• _Written problem_: Quote the data word for word, starting at its first line and ending at the line that contains "page-edge-right <box>1759 33 1781 1927</box>".

• _Task data_:
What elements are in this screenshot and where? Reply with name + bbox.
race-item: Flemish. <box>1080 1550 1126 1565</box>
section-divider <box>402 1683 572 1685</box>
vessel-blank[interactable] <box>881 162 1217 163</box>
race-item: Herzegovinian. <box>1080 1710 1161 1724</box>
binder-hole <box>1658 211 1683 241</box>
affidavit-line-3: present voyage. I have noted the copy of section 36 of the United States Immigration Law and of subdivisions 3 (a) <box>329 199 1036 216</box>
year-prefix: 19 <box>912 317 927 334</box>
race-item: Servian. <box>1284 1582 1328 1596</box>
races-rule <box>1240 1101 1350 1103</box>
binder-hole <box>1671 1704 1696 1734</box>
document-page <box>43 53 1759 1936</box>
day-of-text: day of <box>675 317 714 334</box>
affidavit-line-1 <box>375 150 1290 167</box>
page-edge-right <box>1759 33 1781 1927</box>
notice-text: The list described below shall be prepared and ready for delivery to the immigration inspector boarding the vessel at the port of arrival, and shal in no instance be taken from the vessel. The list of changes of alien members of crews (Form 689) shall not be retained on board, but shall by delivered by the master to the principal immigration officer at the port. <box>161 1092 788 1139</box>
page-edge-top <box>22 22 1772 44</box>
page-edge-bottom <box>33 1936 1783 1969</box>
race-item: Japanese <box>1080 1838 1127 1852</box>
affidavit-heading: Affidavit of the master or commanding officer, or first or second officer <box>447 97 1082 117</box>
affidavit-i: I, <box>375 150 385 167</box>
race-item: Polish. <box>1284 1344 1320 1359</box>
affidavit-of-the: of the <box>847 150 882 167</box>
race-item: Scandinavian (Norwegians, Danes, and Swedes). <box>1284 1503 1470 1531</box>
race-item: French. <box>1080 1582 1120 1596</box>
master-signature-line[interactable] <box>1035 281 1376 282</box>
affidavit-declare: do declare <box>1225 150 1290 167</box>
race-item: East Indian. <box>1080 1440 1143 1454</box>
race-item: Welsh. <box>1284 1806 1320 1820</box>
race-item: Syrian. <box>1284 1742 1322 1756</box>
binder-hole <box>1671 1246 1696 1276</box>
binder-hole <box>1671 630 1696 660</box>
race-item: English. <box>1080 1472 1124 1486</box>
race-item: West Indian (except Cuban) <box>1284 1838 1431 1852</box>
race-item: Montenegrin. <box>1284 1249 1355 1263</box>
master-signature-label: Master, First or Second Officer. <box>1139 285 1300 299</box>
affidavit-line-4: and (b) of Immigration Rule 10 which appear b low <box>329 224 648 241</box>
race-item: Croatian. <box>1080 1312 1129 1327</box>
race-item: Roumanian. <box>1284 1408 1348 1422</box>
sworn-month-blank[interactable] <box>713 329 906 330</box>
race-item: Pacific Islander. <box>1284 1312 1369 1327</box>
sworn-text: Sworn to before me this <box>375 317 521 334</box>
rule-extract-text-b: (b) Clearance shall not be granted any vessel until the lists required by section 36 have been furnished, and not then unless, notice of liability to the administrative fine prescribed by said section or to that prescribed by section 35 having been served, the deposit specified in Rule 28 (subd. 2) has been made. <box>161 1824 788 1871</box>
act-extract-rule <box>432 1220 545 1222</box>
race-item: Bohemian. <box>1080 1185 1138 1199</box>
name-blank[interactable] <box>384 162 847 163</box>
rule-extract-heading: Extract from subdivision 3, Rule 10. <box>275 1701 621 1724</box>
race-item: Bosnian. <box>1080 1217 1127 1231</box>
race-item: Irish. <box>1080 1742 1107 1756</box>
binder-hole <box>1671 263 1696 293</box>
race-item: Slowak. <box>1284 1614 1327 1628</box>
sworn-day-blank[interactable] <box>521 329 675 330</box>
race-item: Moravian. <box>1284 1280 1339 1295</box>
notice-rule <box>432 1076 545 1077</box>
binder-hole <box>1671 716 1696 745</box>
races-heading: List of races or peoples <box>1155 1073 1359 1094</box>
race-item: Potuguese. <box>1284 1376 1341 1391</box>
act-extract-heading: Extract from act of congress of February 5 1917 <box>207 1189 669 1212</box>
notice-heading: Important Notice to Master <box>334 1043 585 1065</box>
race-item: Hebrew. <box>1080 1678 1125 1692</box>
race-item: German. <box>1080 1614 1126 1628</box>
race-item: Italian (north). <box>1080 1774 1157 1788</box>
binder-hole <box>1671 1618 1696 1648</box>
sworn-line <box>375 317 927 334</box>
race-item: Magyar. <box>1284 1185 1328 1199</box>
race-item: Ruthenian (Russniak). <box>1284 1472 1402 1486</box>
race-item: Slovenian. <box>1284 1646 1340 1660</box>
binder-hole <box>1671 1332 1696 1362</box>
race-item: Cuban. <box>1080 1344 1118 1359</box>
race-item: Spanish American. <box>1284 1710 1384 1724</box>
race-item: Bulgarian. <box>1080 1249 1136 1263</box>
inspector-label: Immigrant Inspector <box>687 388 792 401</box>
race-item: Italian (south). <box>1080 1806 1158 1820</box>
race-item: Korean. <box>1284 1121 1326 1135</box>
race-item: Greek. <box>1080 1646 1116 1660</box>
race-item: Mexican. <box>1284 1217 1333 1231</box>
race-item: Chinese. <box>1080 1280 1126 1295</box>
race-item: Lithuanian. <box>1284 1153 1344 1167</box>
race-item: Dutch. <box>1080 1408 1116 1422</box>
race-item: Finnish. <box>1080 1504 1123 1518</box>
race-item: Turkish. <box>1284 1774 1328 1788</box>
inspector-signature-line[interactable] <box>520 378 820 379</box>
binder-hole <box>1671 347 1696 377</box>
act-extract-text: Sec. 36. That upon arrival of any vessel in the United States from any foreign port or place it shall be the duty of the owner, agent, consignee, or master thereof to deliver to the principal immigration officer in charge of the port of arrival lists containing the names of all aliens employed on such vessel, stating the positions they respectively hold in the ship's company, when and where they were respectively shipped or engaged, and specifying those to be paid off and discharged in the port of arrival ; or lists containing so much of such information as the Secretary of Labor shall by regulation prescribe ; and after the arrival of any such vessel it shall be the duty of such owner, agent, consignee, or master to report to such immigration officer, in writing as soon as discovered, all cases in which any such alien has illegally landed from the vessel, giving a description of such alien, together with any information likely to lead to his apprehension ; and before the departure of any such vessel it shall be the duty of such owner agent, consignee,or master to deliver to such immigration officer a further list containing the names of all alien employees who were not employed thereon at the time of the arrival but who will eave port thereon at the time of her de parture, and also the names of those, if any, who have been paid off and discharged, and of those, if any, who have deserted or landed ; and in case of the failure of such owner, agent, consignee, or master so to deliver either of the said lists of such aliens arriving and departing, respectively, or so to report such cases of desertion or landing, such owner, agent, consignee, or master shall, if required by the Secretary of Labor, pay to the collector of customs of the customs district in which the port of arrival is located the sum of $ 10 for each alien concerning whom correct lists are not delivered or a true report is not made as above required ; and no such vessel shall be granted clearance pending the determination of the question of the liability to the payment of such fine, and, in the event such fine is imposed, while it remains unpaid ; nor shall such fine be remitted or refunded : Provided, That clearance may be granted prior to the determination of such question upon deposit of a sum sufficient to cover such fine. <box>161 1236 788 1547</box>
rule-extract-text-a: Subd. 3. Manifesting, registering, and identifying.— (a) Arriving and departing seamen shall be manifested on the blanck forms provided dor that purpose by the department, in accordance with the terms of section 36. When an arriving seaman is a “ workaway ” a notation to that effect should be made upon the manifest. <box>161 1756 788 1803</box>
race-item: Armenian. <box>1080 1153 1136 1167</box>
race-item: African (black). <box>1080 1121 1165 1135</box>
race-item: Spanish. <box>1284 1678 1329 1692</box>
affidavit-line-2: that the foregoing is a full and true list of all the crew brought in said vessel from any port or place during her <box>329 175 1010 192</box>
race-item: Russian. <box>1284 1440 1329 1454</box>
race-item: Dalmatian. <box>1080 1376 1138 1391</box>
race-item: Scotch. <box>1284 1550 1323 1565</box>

• _Correct answer_:
What elements are in this screenshot and where? Reply with name + bbox.
race-item: Flemish. <box>1080 1550 1126 1565</box>
section-divider <box>402 1683 572 1685</box>
vessel-blank[interactable] <box>881 162 1217 163</box>
race-item: Herzegovinian. <box>1080 1710 1161 1724</box>
binder-hole <box>1658 211 1683 241</box>
affidavit-line-3: present voyage. I have noted the copy of section 36 of the United States Immigration Law and of subdivisions 3 (a) <box>329 199 1036 216</box>
year-prefix: 19 <box>912 317 927 334</box>
race-item: Servian. <box>1284 1582 1328 1596</box>
races-rule <box>1240 1101 1350 1103</box>
binder-hole <box>1671 1704 1696 1734</box>
document-page <box>43 53 1759 1936</box>
day-of-text: day of <box>675 317 714 334</box>
affidavit-line-1 <box>375 150 1290 167</box>
page-edge-right <box>1759 33 1781 1927</box>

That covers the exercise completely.